REQUIRED WORK :: Of the lines in these entries, how many contain the string "object"? Give the number and nothing else.

INPUT MATERIAL ::
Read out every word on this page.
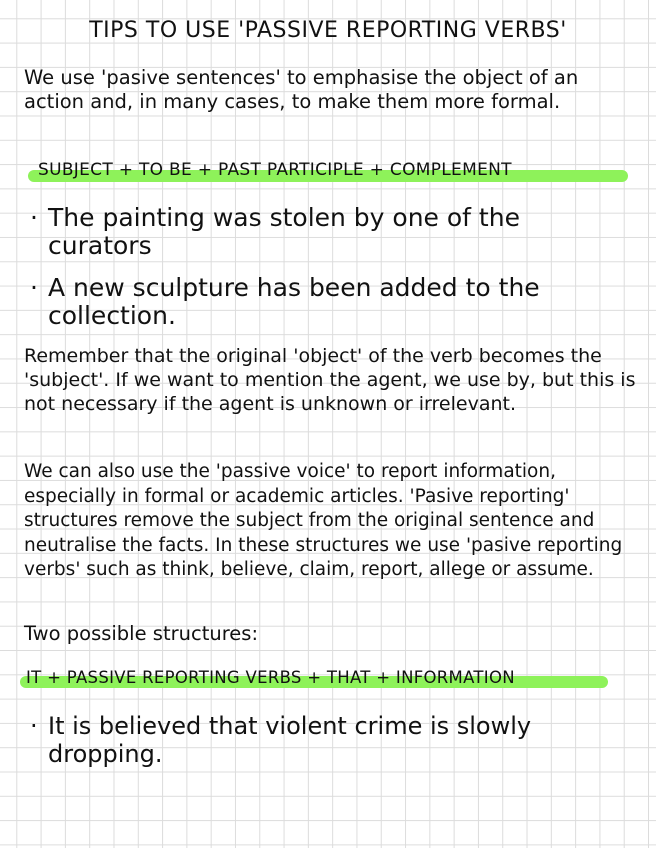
TIPS TO USE 'PASSIVE REPORTING VERBS'

We use 'pasive sentences' to emphasise the object of an action and, in many cases, to make them more formal.

SUBJECT + TO BE + PAST PARTICIPLE + COMPLEMENT
· The painting was stolen by one of the curators
· A new sculpture has been added to the collection.

Remember that the original 'object' of the verb becomes the 'subject'. If we want to mention the agent, we use by, but this is not necessary if the agent is unknown or irrelevant.

We can also use the 'passive voice' to report information, especially in formal or academic articles. 'Pasive reporting' structures remove the subject from the original sentence and neutralise the facts. In these structures we use 'pasive reporting verbs' such as think, believe, claim, report, allege or assume.

Two possible structures:

IT + PASSIVE REPORTING VERBS + THAT + INFORMATION
· It is believed that violent crime is slowly dropping.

IN RESPONSE :: 2